-- To be done --
Single out the lines of the material that contain "name" and copy them.

####

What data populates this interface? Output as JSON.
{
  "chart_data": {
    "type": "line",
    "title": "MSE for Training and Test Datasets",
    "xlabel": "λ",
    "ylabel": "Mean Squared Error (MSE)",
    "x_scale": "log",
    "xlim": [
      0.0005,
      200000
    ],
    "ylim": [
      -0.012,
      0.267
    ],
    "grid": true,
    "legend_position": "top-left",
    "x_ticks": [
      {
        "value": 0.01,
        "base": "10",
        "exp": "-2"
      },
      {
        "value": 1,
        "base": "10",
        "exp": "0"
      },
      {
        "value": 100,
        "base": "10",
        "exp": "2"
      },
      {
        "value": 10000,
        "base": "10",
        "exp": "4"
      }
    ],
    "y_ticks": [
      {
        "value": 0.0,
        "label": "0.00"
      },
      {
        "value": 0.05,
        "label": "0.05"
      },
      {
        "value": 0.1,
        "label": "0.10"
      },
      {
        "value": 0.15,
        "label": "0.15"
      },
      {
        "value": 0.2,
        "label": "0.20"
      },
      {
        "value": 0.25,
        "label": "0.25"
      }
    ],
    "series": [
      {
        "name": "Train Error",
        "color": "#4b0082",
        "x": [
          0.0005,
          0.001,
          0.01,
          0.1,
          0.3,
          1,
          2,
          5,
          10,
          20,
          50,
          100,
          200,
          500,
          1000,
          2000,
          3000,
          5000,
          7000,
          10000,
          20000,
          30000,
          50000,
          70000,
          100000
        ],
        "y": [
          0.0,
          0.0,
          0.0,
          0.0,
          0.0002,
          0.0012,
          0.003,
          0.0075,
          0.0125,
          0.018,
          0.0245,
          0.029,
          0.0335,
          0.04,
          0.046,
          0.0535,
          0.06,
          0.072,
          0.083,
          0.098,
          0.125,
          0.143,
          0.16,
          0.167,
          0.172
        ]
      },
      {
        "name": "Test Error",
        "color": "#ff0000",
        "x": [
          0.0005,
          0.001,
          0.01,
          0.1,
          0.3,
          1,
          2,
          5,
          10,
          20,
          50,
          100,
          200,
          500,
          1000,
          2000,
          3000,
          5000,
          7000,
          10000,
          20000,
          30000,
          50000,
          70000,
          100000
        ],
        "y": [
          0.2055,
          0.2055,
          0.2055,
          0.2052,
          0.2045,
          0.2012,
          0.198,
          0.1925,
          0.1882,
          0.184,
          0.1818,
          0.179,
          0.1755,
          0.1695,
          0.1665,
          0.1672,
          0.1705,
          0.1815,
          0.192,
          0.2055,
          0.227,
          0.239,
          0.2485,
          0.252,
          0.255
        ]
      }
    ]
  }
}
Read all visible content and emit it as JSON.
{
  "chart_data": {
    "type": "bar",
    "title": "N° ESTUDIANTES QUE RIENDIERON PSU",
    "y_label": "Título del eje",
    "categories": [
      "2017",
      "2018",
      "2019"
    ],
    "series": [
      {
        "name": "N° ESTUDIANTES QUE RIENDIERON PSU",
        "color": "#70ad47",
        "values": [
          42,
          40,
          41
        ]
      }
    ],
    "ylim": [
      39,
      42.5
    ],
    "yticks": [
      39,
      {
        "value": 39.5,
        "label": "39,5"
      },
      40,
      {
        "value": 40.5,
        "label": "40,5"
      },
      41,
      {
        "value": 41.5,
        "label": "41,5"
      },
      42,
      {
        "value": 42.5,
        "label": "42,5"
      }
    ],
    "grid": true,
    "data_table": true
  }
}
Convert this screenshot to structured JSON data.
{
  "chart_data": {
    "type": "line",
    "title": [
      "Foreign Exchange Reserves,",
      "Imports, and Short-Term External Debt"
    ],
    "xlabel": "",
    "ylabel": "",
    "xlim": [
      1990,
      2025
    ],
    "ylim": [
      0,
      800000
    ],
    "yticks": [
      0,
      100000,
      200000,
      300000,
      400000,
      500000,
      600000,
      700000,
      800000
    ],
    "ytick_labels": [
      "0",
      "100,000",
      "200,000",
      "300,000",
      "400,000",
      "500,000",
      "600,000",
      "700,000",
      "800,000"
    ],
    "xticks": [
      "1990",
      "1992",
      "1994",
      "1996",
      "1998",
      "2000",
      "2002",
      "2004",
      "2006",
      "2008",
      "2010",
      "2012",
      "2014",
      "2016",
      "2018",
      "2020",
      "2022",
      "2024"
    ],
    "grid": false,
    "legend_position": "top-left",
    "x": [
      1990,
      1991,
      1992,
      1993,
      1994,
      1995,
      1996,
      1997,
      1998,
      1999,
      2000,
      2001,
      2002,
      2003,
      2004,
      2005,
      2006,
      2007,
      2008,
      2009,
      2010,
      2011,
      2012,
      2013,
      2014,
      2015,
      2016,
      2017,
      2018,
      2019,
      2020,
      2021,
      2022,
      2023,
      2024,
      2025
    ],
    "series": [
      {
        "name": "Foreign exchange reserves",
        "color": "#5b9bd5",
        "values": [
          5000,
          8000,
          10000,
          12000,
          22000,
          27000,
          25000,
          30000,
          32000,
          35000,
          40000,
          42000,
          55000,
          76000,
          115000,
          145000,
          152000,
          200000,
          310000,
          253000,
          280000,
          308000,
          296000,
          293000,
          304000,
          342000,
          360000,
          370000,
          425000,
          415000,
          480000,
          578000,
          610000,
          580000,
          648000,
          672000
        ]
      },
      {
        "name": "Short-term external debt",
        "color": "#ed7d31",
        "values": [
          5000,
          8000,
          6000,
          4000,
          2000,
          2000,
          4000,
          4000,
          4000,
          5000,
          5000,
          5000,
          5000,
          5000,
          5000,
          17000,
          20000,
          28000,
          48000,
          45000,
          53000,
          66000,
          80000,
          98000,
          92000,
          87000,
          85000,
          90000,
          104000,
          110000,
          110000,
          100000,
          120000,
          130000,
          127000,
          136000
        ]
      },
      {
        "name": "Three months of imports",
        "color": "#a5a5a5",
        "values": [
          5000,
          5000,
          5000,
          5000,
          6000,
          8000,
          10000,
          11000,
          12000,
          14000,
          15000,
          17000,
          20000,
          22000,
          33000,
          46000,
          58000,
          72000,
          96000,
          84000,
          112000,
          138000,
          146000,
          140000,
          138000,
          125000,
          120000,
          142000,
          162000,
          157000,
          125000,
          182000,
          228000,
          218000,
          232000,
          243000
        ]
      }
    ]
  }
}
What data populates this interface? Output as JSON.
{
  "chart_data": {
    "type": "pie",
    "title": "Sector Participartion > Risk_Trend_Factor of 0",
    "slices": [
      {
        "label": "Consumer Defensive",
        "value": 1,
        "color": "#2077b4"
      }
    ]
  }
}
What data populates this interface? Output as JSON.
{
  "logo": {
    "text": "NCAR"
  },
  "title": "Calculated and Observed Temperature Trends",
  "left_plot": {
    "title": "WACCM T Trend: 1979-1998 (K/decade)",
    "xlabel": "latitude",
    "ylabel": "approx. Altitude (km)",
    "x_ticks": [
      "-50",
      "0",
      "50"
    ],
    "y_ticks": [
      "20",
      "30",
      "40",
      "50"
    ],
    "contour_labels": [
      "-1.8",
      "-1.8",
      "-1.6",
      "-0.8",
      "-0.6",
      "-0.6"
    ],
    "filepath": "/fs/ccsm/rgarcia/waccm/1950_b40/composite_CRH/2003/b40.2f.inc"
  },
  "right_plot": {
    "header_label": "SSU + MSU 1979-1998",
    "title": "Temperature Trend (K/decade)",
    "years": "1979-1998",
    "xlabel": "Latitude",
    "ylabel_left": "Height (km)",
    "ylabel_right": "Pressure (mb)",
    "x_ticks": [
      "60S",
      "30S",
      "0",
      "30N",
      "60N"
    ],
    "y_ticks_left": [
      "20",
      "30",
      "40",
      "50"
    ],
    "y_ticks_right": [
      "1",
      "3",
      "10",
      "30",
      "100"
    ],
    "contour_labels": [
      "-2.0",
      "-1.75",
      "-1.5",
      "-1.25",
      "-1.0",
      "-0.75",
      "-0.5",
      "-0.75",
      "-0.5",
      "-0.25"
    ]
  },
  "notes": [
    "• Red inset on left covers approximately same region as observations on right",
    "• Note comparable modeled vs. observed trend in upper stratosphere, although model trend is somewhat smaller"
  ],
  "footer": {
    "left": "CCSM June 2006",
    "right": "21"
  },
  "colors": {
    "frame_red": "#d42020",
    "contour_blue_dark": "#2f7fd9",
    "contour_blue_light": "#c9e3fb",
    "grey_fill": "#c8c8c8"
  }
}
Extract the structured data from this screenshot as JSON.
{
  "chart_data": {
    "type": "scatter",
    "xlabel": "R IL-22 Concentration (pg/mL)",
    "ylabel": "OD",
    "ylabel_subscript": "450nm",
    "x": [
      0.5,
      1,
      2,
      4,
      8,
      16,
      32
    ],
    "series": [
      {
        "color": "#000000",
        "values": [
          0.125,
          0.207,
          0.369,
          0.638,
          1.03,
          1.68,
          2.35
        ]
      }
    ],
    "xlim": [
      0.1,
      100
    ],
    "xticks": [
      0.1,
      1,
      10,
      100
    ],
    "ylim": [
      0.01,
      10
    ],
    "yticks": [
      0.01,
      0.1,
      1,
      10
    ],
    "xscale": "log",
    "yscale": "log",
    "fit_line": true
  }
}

####

-- The output --
        "name": "Train Error",
        "name": "Test Error",
        "name": "N° ESTUDIANTES QUE RIENDIERON PSU",
        "name": "Foreign exchange reserves",
        "name": "Short-term external debt",
        "name": "Three months of imports",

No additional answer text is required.